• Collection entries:
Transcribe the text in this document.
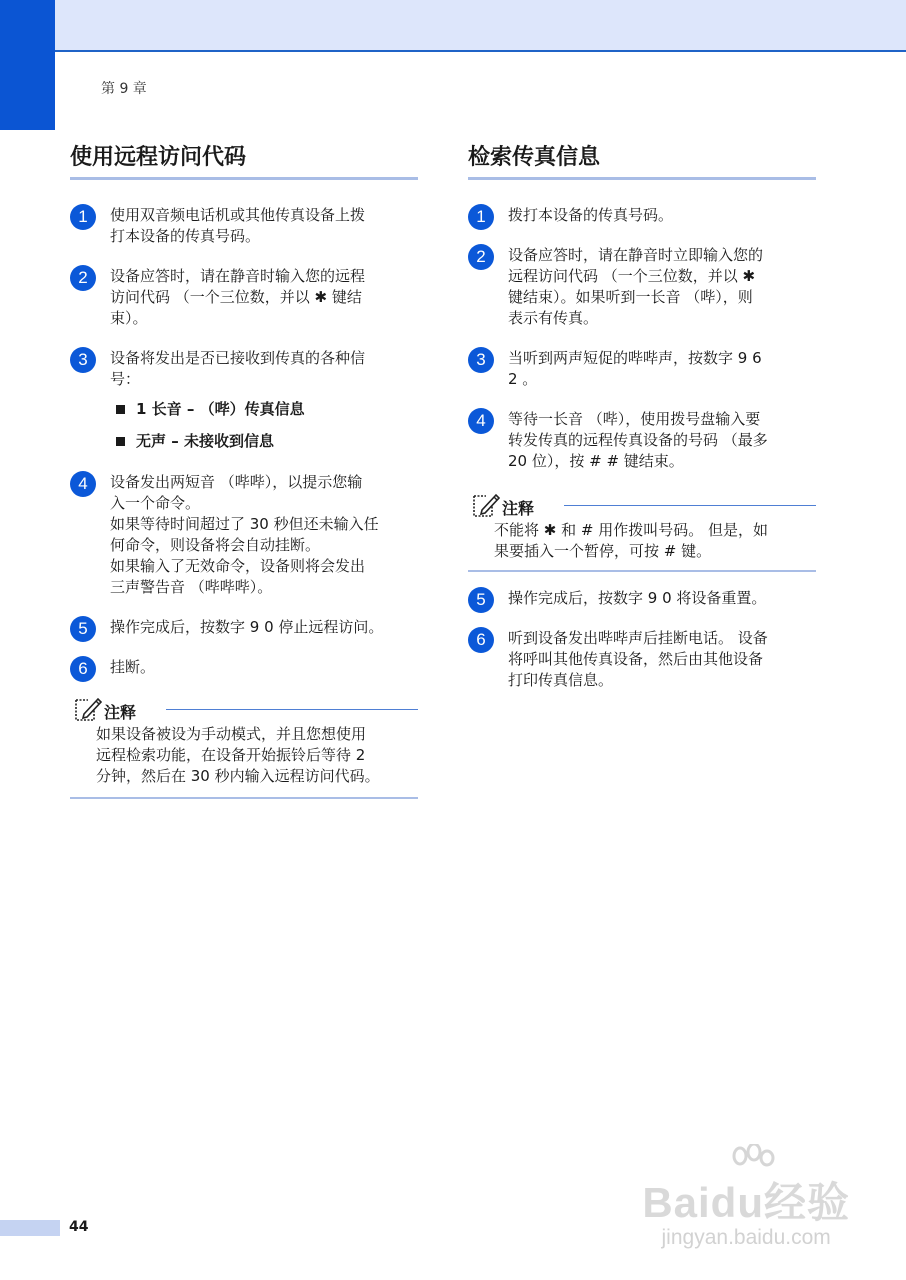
第 9 章
使用远程访问代码
1	使用双音频电话机或其他传真设备上拨

打本设备的传真号码。

2	设备应答时，请在静音时输入您的远程

访问代码 （一个三位数，并以 ✱ 键结

束）。

3	设备将发出是否已接收到传真的各种信

号：

1 长音 – （哔）传真信息
无声 – 未接收到信息
4	设备发出两短音 （哔哔），以提示您输

入一个命令。

如果等待时间超过了 30 秒但还未输入任

何命令，则设备将会自动挂断。

如果输入了无效命令，设备则将会发出

三声警告音 （哔哔哔）。

5	操作完成后，按数字 9 0 停止远程访问。

6	挂断。

注释

如果设备被设为手动模式，并且您想使用

远程检索功能，在设备开始振铃后等待 2

分钟，然后在 30 秒内输入远程访问代码。

检索传真信息
1	拨打本设备的传真号码。

2	设备应答时，请在静音时立即输入您的

远程访问代码 （一个三位数，并以 ✱

键结束）。如果听到一长音 （哔），则

表示有传真。

3	当听到两声短促的哔哔声，按数字 9 6

2 。

4	等待一长音 （哔），使用拨号盘输入要

转发传真的远程传真设备的号码 （最多

20 位），按 # # 键结束。

注释

不能将 ✱ 和 # 用作拨叫号码。 但是，如

果要插入一个暂停，可按 # 键。

5	操作完成后，按数字 9 0 将设备重置。

6	听到设备发出哔哔声后挂断电话。 设备

将呼叫其他传真设备，然后由其他设备

打印传真信息。

44
Baidu经验
jingyan.baidu.com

• OBJECTIVE: Each line of the data should be quoted exactly, with pictures left out.

• WRITTEN SOLUTION:
Transcribe the text in this document.
第 9 章
使用远程访问代码
1	使用双音频电话机或其他传真设备上拨

打本设备的传真号码。

2	设备应答时，请在静音时输入您的远程

访问代码 （一个三位数，并以 ✱ 键结

束）。

3	设备将发出是否已接收到传真的各种信

号：

1 长音 – （哔）传真信息
无声 – 未接收到信息
4	设备发出两短音 （哔哔），以提示您输

入一个命令。

如果等待时间超过了 30 秒但还未输入任

何命令，则设备将会自动挂断。

如果输入了无效命令，设备则将会发出

三声警告音 （哔哔哔）。

5	操作完成后，按数字 9 0 停止远程访问。

6	挂断。

注释

如果设备被设为手动模式，并且您想使用

远程检索功能，在设备开始振铃后等待 2

分钟，然后在 30 秒内输入远程访问代码。

检索传真信息
1	拨打本设备的传真号码。

2	设备应答时，请在静音时立即输入您的

远程访问代码 （一个三位数，并以 ✱

键结束）。如果听到一长音 （哔），则

表示有传真。

3	当听到两声短促的哔哔声，按数字 9 6

2 。

4	等待一长音 （哔），使用拨号盘输入要

转发传真的远程传真设备的号码 （最多

20 位），按 # # 键结束。

注释

不能将 ✱ 和 # 用作拨叫号码。 但是，如

果要插入一个暂停，可按 # 键。

5	操作完成后，按数字 9 0 将设备重置。

6	听到设备发出哔哔声后挂断电话。 设备

将呼叫其他传真设备，然后由其他设备

打印传真信息。

44
Baidu经验
jingyan.baidu.com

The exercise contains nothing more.